EXERCISE BRIEF = Records follow. Copy every line with "номинации".

===

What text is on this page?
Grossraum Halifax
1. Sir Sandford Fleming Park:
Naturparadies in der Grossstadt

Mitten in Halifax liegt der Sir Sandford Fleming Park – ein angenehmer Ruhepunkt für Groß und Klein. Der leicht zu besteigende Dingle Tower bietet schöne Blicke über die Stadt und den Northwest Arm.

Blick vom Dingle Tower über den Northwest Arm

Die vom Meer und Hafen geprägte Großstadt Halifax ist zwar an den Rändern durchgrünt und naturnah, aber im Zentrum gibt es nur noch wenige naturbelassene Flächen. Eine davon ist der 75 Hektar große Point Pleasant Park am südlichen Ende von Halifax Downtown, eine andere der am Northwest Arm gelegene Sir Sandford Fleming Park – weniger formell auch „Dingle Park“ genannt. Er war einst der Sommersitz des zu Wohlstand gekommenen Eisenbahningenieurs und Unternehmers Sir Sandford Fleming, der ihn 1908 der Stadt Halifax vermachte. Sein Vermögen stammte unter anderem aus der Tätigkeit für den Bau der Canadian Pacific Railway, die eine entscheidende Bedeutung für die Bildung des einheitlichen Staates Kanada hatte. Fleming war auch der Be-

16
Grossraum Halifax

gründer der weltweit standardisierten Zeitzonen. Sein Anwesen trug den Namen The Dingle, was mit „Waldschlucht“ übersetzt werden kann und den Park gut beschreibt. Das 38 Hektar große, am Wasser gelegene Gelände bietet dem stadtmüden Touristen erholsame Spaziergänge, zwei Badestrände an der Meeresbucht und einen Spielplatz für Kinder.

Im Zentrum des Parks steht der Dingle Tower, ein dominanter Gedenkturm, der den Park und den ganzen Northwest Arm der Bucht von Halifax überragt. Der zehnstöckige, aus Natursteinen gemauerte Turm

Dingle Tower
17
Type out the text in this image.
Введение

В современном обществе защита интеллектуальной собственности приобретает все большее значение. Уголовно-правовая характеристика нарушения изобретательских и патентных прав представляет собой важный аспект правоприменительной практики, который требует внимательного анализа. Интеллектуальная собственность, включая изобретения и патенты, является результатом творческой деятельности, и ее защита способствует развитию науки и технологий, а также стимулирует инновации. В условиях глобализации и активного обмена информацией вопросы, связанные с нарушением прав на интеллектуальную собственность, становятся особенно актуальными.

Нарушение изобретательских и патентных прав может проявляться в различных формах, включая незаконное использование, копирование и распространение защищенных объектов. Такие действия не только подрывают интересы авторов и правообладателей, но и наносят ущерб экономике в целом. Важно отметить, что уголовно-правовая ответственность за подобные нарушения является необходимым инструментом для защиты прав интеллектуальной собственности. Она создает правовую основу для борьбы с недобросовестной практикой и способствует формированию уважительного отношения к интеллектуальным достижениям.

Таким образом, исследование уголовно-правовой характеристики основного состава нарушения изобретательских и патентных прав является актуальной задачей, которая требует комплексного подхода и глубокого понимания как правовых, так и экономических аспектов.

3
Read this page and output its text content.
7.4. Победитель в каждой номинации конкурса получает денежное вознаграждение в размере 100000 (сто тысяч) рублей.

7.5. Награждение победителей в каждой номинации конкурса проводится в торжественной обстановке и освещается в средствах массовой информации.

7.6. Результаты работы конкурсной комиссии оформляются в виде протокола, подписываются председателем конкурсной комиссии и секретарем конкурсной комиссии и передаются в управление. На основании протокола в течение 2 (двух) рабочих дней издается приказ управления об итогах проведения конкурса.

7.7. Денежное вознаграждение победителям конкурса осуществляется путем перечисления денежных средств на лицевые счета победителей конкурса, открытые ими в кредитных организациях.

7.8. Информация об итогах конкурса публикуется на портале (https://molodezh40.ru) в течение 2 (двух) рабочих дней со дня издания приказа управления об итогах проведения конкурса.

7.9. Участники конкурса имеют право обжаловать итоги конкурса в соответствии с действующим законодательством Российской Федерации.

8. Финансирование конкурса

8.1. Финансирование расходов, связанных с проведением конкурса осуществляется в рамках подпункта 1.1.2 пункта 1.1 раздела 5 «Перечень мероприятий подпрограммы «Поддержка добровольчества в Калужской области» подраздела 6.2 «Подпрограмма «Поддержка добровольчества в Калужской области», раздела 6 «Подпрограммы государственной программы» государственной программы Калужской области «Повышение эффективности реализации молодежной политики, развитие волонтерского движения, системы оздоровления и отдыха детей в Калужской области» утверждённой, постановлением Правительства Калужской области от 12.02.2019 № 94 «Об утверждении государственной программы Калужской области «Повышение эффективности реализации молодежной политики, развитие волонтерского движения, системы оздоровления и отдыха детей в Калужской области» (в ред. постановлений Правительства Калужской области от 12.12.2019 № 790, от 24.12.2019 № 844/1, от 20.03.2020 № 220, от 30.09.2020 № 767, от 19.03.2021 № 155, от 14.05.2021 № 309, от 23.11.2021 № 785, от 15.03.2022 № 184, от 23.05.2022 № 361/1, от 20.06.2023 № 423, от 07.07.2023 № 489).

===

WRITTEN ANSWER =
7.4. Победитель в каждой номинации конкурса получает денежное вознаграждение в размере 100000 (сто тысяч) рублей.
7.5. Награждение победителей в каждой номинации конкурса проводится в торжественной обстановке и освещается в средствах массовой информации.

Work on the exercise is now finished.